What to work on:
Your answer should be one number: the count of lines in these entries that hold the word "กระด".

Data extracted from a collection:
##########
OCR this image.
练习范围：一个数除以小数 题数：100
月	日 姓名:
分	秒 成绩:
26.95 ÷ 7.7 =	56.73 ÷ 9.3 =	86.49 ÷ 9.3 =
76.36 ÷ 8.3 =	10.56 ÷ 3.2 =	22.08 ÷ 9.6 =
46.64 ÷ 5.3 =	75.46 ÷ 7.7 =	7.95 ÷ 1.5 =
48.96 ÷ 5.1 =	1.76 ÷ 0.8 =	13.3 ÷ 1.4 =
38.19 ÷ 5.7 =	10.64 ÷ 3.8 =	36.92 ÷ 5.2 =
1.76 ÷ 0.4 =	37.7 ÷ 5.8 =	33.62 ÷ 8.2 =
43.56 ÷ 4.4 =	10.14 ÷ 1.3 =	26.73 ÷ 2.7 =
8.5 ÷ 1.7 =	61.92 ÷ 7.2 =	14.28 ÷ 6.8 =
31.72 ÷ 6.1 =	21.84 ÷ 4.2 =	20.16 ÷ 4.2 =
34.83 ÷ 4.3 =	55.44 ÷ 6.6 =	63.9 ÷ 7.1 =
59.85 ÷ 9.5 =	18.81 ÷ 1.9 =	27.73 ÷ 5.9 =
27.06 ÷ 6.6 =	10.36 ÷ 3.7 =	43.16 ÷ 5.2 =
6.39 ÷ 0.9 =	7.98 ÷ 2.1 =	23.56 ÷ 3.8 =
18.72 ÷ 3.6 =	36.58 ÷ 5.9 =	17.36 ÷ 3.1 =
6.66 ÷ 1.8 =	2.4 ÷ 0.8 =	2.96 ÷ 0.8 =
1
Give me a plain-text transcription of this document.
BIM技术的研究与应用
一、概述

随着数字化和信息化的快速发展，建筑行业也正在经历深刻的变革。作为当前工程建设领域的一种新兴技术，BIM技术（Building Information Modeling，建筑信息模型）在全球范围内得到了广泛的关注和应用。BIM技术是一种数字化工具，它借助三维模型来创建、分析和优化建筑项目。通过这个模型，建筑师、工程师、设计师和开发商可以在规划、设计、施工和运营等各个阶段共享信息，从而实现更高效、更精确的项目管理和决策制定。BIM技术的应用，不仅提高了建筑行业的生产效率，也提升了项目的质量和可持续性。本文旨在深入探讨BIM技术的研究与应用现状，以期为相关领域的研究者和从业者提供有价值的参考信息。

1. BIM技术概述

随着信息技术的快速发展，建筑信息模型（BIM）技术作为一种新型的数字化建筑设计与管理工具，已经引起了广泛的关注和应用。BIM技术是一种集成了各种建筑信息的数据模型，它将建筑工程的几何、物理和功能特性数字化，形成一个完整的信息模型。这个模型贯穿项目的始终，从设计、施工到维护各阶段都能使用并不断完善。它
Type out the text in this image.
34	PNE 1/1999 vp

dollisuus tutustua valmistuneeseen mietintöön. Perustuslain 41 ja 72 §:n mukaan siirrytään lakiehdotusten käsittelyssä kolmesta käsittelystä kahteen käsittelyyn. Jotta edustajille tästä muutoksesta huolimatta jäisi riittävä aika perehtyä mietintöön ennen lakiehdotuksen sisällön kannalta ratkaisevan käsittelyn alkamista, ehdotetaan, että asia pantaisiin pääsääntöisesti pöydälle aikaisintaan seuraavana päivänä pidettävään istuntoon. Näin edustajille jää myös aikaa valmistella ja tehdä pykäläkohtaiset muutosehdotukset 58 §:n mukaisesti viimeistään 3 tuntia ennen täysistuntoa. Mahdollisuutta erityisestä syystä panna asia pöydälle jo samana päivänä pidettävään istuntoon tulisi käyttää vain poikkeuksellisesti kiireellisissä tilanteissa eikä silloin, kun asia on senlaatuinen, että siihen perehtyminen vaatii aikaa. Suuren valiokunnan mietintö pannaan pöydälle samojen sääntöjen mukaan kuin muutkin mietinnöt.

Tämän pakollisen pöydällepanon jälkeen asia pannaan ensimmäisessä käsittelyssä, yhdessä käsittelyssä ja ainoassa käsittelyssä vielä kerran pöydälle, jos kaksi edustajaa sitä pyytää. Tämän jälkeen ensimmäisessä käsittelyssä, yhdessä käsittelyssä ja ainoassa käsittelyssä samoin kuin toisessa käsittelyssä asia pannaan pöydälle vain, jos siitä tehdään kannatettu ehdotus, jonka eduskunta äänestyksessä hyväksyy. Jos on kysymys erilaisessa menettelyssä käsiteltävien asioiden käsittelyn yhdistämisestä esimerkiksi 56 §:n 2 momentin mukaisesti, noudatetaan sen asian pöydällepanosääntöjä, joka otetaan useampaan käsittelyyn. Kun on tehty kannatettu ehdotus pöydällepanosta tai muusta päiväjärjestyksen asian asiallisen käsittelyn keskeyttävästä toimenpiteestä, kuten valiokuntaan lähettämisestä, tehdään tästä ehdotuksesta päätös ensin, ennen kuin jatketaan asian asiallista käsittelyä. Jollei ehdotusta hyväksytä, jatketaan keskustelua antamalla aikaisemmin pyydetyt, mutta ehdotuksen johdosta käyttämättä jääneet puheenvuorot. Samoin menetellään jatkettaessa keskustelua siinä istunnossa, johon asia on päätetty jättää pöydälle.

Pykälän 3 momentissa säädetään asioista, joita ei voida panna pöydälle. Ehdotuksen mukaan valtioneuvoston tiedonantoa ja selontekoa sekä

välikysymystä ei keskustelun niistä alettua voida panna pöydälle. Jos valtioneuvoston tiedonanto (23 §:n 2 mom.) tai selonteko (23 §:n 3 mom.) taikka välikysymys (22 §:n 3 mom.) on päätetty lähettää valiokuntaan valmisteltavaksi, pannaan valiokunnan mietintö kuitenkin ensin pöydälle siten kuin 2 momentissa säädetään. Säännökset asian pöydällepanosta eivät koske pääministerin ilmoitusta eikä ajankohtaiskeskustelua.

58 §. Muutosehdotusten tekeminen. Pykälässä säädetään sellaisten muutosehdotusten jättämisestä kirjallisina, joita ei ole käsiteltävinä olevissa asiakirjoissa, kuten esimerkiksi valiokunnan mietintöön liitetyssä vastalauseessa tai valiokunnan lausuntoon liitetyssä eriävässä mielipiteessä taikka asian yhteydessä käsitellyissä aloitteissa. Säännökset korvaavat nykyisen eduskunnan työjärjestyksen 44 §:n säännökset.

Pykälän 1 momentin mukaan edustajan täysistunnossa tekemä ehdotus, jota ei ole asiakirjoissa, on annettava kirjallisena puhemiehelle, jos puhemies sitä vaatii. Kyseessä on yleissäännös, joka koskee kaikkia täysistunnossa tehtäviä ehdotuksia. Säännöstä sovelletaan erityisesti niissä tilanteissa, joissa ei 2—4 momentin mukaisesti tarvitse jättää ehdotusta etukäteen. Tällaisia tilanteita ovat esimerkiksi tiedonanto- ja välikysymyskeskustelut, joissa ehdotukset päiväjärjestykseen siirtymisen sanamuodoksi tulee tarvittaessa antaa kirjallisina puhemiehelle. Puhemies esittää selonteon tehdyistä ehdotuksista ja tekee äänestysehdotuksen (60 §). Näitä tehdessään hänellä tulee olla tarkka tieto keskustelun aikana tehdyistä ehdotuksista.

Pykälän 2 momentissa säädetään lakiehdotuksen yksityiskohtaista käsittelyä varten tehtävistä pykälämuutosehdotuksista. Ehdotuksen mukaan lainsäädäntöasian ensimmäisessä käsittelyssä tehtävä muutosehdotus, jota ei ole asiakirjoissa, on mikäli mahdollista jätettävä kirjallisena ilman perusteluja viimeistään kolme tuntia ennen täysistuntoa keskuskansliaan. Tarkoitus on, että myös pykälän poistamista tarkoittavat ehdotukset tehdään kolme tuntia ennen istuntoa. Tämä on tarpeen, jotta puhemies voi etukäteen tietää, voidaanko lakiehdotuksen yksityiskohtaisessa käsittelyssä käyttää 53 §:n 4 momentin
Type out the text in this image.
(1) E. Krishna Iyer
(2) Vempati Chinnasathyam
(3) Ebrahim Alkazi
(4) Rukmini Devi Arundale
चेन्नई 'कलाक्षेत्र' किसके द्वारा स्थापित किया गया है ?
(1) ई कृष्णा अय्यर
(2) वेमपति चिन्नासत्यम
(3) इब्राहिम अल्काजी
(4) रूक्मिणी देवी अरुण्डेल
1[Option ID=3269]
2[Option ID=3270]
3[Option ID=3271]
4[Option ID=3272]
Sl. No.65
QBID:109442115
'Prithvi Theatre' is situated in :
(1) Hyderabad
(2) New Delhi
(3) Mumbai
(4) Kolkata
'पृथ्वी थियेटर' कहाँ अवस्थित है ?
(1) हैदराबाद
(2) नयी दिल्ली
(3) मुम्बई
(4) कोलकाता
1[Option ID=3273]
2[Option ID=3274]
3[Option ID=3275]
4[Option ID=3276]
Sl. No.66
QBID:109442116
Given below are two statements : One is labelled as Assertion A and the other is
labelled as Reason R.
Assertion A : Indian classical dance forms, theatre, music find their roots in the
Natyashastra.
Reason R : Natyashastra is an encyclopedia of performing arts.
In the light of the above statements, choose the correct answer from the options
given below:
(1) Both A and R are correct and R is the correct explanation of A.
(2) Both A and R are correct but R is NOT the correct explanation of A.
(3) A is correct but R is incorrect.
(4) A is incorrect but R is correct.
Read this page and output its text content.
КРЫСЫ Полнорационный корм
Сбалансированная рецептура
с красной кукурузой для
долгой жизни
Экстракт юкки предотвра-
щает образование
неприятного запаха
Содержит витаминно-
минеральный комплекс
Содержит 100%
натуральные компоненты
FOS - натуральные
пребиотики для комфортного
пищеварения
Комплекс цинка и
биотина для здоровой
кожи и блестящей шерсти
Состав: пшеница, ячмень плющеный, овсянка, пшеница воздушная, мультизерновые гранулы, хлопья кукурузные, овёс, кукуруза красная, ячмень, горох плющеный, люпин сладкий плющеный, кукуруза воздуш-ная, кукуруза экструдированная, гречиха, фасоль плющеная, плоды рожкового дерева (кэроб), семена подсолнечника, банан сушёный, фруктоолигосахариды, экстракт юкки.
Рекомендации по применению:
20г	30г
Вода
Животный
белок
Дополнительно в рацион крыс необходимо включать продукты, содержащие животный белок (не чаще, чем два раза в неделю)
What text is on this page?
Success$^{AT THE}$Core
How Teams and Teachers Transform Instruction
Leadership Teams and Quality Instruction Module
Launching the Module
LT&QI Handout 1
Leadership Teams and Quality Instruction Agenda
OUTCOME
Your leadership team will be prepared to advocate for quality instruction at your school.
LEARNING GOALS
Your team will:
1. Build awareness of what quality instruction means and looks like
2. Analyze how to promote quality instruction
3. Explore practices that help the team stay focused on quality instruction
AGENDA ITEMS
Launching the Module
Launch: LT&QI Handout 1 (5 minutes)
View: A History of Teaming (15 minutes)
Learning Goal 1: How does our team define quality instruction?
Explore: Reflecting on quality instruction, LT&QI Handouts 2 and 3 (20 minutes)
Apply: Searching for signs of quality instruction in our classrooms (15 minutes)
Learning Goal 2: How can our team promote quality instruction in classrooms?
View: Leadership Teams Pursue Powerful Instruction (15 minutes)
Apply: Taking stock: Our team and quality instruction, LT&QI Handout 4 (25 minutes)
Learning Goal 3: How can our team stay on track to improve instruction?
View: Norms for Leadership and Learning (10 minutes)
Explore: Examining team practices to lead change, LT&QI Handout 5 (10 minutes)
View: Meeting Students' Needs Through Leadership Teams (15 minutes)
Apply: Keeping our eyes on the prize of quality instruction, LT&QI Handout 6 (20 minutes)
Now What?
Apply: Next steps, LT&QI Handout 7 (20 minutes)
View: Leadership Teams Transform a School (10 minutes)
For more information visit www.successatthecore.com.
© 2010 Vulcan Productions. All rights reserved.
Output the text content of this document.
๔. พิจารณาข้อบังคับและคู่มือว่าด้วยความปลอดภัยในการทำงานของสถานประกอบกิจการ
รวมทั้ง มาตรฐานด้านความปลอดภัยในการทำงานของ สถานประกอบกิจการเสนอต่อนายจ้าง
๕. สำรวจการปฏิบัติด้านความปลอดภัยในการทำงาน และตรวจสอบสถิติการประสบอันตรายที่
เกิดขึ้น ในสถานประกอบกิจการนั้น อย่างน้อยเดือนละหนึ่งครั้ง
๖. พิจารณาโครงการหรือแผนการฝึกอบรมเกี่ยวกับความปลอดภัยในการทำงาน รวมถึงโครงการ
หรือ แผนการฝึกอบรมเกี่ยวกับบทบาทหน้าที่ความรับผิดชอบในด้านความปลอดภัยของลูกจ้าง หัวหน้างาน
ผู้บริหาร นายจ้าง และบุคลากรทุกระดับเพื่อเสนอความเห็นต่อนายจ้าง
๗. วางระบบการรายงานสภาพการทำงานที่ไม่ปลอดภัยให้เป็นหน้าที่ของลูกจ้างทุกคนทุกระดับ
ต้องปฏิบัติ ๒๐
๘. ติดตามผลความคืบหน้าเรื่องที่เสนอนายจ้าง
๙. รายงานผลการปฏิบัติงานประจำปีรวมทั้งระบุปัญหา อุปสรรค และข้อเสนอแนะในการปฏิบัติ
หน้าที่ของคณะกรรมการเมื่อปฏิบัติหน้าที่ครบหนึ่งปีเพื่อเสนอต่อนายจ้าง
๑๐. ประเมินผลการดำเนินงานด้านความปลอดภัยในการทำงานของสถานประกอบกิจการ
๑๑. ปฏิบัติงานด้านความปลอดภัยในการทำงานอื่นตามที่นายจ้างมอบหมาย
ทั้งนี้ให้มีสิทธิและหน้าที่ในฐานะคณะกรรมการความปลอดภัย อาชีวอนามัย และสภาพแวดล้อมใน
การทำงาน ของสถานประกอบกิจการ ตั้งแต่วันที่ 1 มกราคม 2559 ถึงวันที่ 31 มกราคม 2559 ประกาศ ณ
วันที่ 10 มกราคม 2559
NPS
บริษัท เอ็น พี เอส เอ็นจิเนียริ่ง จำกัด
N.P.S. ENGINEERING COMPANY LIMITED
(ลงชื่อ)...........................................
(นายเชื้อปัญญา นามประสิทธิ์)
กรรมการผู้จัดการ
##########
Reply to the exercise:
2